▶ **Data for this task**:
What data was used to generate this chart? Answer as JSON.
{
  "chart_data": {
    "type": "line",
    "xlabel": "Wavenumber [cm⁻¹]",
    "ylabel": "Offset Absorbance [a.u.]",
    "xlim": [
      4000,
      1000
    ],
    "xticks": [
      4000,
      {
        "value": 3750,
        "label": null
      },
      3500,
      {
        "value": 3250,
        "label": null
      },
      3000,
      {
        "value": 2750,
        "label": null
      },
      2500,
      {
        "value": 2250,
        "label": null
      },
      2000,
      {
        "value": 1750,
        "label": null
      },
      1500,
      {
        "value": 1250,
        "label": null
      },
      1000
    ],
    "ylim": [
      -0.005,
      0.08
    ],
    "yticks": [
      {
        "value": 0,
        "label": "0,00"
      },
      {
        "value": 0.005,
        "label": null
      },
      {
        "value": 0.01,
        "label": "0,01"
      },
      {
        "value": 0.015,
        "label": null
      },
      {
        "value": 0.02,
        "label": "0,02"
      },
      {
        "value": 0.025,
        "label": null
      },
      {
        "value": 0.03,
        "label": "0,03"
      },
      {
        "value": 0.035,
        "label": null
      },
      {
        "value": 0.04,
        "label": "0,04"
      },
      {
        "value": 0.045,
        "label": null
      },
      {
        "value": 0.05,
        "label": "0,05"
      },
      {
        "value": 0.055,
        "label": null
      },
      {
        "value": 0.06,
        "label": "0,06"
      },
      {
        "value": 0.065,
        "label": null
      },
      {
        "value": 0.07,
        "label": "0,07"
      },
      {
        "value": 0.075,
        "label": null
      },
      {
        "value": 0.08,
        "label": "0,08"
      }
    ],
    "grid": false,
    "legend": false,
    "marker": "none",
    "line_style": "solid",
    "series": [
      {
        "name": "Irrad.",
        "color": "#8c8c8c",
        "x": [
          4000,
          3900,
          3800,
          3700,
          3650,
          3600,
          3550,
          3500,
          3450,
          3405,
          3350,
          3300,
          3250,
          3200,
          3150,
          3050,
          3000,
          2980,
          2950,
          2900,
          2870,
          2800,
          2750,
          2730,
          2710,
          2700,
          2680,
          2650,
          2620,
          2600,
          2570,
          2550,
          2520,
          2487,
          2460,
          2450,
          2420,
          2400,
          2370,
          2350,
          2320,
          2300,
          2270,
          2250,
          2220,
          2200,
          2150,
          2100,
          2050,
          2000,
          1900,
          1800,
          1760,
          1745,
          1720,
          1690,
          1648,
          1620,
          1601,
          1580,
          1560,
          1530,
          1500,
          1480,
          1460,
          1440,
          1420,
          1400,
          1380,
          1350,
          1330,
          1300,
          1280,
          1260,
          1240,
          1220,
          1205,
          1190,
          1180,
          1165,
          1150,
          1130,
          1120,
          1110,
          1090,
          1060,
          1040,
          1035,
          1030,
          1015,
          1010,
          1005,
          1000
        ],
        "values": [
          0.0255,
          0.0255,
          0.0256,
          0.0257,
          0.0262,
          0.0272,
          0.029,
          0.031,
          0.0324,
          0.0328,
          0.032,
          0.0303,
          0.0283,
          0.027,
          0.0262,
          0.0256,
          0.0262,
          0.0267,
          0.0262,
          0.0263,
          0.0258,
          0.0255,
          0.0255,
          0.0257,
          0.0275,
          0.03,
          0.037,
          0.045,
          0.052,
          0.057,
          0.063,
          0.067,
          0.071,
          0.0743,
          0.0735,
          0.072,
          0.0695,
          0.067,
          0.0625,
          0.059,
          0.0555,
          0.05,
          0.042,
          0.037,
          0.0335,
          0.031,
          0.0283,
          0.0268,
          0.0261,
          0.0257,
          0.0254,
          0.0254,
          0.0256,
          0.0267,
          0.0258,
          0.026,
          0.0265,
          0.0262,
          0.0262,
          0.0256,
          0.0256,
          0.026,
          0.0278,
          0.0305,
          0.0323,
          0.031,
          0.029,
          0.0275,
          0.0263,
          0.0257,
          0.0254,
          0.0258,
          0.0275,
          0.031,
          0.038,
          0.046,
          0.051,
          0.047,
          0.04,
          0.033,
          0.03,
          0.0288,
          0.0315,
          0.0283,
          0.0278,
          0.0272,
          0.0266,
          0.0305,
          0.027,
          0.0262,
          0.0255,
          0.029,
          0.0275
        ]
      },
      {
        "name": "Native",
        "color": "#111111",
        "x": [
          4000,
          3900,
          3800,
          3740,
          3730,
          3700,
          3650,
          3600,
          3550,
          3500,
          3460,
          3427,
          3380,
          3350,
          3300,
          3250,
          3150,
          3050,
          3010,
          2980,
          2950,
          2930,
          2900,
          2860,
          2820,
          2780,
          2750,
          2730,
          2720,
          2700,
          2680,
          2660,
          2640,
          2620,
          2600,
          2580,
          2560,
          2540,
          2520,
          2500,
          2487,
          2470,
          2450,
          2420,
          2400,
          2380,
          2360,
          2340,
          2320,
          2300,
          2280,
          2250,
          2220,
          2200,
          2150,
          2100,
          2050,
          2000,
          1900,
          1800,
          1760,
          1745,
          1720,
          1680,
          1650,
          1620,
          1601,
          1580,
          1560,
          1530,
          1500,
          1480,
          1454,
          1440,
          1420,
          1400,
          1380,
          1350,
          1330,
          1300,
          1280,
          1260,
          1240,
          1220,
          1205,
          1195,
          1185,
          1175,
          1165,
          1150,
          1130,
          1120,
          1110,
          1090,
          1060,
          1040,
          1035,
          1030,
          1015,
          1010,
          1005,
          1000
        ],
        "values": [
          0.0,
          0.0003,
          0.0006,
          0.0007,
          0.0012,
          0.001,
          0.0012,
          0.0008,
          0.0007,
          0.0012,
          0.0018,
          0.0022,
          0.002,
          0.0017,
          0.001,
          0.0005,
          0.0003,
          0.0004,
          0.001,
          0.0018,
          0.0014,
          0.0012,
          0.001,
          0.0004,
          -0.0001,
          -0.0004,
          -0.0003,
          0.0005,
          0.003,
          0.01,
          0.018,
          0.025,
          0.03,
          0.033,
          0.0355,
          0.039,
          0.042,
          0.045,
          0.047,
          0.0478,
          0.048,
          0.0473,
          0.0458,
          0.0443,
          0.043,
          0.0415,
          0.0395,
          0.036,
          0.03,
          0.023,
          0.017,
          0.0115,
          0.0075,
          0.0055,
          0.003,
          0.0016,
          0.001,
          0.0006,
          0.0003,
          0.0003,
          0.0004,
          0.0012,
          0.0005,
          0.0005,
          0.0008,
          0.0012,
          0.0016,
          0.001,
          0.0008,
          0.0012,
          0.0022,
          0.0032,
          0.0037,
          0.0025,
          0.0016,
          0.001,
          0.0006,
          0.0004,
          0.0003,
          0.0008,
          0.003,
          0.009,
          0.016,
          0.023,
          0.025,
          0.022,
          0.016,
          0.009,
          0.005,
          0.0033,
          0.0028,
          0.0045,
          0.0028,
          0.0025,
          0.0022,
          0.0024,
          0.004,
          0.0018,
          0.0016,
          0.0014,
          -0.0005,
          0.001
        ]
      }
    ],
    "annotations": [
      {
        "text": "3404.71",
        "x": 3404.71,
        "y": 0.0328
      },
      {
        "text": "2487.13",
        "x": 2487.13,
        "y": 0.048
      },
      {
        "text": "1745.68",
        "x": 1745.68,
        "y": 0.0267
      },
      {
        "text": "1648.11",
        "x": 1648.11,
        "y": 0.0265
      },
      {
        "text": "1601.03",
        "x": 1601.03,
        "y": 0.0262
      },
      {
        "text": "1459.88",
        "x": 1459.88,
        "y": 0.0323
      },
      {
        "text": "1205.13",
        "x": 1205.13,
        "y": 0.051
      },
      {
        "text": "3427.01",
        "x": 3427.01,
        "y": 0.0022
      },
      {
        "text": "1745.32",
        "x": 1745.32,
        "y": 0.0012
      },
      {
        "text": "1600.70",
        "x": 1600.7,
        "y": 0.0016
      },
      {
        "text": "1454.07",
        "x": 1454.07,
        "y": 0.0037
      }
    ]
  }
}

▶ **Goal**: Among the entries, how many lines include the word "text"? Answer with a single number and nothing further.

▶ **Result for this task**: 11